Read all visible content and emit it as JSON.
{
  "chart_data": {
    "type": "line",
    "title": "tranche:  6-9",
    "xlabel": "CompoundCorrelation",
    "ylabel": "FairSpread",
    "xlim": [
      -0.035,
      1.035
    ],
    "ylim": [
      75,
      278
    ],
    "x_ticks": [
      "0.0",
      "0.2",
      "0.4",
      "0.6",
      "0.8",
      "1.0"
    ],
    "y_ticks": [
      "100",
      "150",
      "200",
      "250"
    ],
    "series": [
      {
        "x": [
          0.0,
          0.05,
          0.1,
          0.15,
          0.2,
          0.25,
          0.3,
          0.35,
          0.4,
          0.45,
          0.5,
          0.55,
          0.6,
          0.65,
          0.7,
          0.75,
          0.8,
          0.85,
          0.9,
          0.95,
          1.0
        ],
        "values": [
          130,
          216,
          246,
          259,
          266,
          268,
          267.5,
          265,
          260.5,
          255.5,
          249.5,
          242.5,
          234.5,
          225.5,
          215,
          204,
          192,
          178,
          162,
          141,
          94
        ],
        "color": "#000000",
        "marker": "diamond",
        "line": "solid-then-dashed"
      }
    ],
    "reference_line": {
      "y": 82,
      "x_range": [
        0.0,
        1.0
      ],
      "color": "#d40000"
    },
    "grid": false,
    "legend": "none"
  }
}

----------------

Extract the data exactly as given.

# Result of the task
Read all visible content and emit it as JSON.
{
  "chart_data": {
    "type": "line",
    "title": "tranche:  6-9",
    "xlabel": "CompoundCorrelation",
    "ylabel": "FairSpread",
    "xlim": [
      -0.035,
      1.035
    ],
    "ylim": [
      75,
      278
    ],
    "x_ticks": [
      "0.0",
      "0.2",
      "0.4",
      "0.6",
      "0.8",
      "1.0"
    ],
    "y_ticks": [
      "100",
      "150",
      "200",
      "250"
    ],
    "series": [
      {
        "x": [
          0.0,
          0.05,
          0.1,
          0.15,
          0.2,
          0.25,
          0.3,
          0.35,
          0.4,
          0.45,
          0.5,
          0.55,
          0.6,
          0.65,
          0.7,
          0.75,
          0.8,
          0.85,
          0.9,
          0.95,
          1.0
        ],
        "values": [
          130,
          216,
          246,
          259,
          266,
          268,
          267.5,
          265,
          260.5,
          255.5,
          249.5,
          242.5,
          234.5,
          225.5,
          215,
          204,
          192,
          178,
          162,
          141,
          94
        ],
        "color": "#000000",
        "marker": "diamond",
        "line": "solid-then-dashed"
      }
    ],
    "reference_line": {
      "y": 82,
      "x_range": [
        0.0,
        1.0
      ],
      "color": "#d40000"
    },
    "grid": false,
    "legend": "none"
  }
}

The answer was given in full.